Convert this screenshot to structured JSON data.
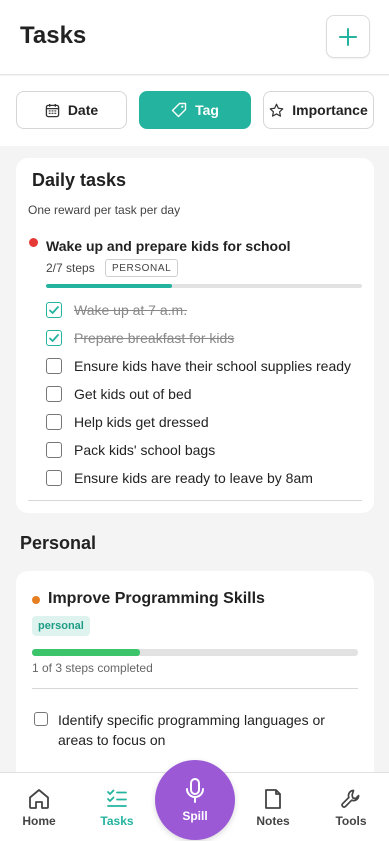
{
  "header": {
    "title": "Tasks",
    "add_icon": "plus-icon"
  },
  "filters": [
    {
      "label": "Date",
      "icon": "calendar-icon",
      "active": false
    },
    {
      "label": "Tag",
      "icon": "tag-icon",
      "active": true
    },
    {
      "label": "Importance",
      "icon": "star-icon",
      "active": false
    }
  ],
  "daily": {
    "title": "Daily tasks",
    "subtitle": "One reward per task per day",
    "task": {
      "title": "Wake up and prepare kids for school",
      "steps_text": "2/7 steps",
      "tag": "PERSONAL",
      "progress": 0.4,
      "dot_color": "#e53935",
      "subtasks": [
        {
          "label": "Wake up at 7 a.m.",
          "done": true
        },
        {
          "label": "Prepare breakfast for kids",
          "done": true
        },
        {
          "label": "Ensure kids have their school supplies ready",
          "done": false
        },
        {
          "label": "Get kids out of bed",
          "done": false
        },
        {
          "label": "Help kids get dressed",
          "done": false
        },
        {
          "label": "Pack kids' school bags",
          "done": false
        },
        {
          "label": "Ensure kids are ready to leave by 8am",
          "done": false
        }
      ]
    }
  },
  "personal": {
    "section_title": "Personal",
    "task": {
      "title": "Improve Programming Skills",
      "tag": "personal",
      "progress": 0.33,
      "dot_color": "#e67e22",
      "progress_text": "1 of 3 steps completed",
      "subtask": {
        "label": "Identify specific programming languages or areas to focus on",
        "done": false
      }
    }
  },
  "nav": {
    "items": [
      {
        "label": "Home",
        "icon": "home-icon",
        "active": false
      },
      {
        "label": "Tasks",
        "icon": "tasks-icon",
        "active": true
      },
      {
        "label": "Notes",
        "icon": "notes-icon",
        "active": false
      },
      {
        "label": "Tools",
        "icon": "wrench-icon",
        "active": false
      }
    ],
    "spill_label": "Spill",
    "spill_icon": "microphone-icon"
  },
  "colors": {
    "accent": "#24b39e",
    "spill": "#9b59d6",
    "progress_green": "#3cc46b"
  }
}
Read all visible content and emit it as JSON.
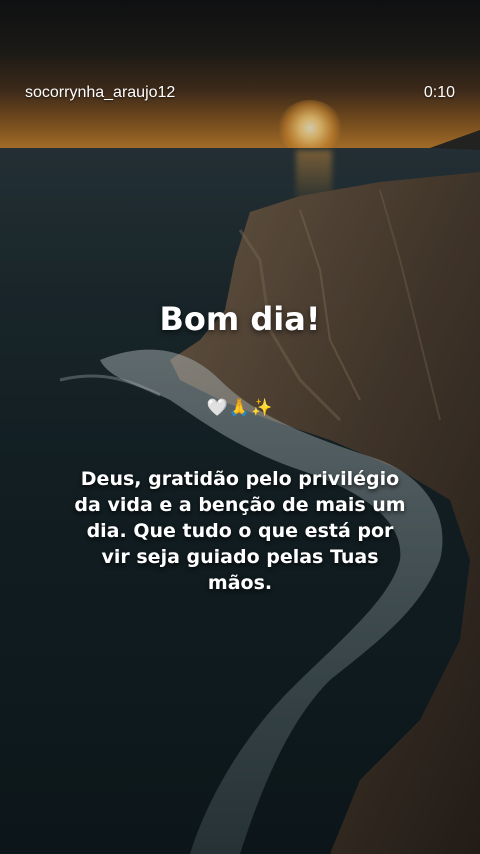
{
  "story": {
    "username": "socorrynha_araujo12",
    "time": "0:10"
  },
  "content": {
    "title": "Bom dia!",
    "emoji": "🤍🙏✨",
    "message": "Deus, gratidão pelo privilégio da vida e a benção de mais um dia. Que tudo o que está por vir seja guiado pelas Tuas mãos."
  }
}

══════════

Among the entries above, how many lines hold the string "school"? Give the number by itself.

REPLY TO THE EXERCISE: 3